> Passage provided
####
Quick Links

Re: Partial aggregates pushdown

From:	Jelte Fennema-Nio <postgres(at)jeltef(dot)nl>
To:	"Fujii(dot)Yuki(at)df(dot)MitsubishiElectric(dot)co(dot)jp" <Fujii(dot)Yuki(at)df(dot)mitsubishielectric(dot)co(dot)jp>
Cc:	Bruce Momjian <bruce(at)momjian(dot)us>, Robert Haas <robertmhaas(at)gmail(dot)com>, PostgreSQL-development <pgsql-hackers(at)postgresql(dot)org>, Tom Lane <tgl(at)sss(dot)pgh(dot)pa(dot)us>, Stephen Frost <sfrost(at)snowman(dot)net>, Andres Freund <andres(at)anarazel(dot)de>, Tomas Vondra <tomas(dot)vondra(at)enterprisedb(dot)com>, Julien Rouhaud <rjuju123(at)gmail(dot)com>, Daniel Gustafsson <daniel(at)yesql(dot)se>, vignesh C <vignesh21(at)gmail(dot)com>, Alexander Pyhalov <a(dot)pyhalov(at)postgrespro(dot)ru>
Subject:	Re: Partial aggregates pushdown
Date:	2024-06-12 08:02:17
Message-ID:	CAGECzQSXXKVCQ13jHXtmk=PMsJHhFGb78PoT3JiT4eAcoLXxoA@mail.gmail.com
Views:	Whole Thread \| Raw Message \| Download mbox \| Resend email
Thread:
Lists:	pgsql-hackers

On Wed, 12 Jun 2024 at 07:27, Fujii(dot)Yuki(at)df(dot)MitsubishiElectric(dot)co(dot)jp
<Fujii(dot)Yuki(at)df(dot)mitsubishielectric(dot)co(dot)jp> wrote:
> Could you please clarify what you mean?
> Are you referring to:
> Option 1: Modifying existing aggregate functions to minimize the use of internal state values.
> Option 2: Not supporting the push down of partial aggregates for functions with internal state values.

Basically I mean both Option 1 and Option 2 together. i.e. once we do
option 1, supporting partial aggregate pushdown for all important
aggregates with internal state values, then supporting pushdown of
internal state values becomes unnecessary.
####
> Material provided
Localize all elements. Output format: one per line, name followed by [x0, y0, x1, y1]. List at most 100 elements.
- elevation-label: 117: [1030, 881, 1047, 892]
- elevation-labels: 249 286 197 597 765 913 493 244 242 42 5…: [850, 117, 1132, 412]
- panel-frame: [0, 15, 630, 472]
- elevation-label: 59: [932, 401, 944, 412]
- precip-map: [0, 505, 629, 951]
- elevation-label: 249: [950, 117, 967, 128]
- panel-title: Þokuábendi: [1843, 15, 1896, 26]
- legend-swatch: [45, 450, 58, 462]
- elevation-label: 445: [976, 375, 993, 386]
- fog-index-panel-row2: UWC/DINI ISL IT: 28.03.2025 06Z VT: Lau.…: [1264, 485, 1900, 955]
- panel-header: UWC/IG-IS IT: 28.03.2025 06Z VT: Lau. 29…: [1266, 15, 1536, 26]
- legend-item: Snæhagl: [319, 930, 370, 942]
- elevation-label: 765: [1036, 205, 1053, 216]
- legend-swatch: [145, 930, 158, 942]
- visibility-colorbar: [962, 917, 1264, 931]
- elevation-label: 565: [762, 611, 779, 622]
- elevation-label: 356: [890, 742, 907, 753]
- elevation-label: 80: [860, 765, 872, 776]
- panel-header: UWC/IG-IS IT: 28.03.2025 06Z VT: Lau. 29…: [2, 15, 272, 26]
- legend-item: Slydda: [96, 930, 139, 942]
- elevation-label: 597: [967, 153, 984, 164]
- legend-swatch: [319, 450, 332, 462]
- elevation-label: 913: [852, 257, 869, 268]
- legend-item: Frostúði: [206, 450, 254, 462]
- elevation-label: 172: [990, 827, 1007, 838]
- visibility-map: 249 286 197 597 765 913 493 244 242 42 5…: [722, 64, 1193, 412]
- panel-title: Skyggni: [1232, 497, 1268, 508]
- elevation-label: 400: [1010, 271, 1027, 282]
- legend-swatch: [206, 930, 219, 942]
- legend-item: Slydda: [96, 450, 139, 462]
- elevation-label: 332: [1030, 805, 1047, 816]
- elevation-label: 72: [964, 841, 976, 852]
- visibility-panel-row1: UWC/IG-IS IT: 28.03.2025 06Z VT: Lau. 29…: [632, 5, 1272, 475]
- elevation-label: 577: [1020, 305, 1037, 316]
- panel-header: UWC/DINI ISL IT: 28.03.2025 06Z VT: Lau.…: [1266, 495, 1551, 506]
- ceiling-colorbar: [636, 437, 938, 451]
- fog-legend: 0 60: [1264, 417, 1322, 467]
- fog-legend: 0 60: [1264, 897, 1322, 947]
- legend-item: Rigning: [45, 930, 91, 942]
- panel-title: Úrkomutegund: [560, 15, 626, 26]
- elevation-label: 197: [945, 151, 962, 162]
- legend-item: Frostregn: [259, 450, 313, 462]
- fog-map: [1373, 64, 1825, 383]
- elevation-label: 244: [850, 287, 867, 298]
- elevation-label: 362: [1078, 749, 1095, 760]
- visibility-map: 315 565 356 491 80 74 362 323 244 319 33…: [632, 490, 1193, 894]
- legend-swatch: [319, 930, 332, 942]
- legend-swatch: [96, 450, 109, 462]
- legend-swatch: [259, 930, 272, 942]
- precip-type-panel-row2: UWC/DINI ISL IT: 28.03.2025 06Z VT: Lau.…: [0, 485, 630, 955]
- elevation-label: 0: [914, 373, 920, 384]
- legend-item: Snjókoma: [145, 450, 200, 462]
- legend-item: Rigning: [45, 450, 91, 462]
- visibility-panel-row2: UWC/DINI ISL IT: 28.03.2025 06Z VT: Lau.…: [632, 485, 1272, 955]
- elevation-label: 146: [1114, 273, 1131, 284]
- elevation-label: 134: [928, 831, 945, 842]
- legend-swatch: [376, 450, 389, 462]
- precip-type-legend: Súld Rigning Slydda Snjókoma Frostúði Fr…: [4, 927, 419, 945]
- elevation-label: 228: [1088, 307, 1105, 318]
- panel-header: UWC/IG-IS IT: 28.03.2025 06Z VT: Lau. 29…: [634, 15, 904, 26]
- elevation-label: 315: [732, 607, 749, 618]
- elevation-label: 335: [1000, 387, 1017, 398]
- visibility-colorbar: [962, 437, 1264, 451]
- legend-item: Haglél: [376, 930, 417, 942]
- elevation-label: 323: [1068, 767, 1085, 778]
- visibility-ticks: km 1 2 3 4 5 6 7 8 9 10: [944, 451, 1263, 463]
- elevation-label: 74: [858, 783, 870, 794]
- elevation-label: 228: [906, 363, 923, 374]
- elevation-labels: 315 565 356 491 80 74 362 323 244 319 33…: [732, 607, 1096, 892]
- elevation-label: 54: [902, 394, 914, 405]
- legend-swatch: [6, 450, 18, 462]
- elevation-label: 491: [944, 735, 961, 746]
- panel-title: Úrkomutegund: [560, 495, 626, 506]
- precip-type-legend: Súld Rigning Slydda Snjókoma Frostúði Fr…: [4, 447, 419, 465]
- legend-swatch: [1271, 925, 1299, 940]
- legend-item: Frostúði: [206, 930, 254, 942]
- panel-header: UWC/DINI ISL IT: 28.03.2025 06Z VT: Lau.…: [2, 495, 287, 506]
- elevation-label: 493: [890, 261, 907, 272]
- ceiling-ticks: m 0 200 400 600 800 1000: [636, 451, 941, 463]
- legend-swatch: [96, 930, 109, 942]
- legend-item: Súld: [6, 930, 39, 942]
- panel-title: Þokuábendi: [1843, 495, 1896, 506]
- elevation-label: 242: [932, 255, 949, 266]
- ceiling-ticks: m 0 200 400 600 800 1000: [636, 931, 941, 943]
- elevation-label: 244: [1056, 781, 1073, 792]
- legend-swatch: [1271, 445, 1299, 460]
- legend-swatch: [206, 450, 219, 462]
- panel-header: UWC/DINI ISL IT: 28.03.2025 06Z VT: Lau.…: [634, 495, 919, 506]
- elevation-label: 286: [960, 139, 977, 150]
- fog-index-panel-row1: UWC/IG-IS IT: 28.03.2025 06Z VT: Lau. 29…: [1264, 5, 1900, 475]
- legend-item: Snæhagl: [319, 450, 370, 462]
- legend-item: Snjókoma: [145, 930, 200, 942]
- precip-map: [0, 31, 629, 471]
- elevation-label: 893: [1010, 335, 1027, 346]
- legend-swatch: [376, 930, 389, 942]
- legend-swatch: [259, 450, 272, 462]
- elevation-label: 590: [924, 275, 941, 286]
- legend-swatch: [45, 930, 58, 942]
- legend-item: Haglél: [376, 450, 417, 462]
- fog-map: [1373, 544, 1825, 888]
####
> Objectives
1. In the post about partial aggregates pushdown, reproduce the text between "Basically I mean" and "values becomes unnecessary.", inclusive.
2. According to the post about partial aggregates pushdown, what becomes unnecessary once Option 1 is done?
3. Translate this sentence from the post about partial aggregates pushdown into Spanish: "Could you please clarify what you mean?"

> Answers for this exercise
1.
Basically I mean both Option 1 and Option 2 together. i.e. once we do
option 1, supporting partial aggregate pushdown for all important
aggregates with internal state values, then supporting pushdown of
internal state values becomes unnecessary.

2. Supporting pushdown of internal state values becomes unnecessary.

3. ¿Podría aclarar, por favor, a qué se refiere?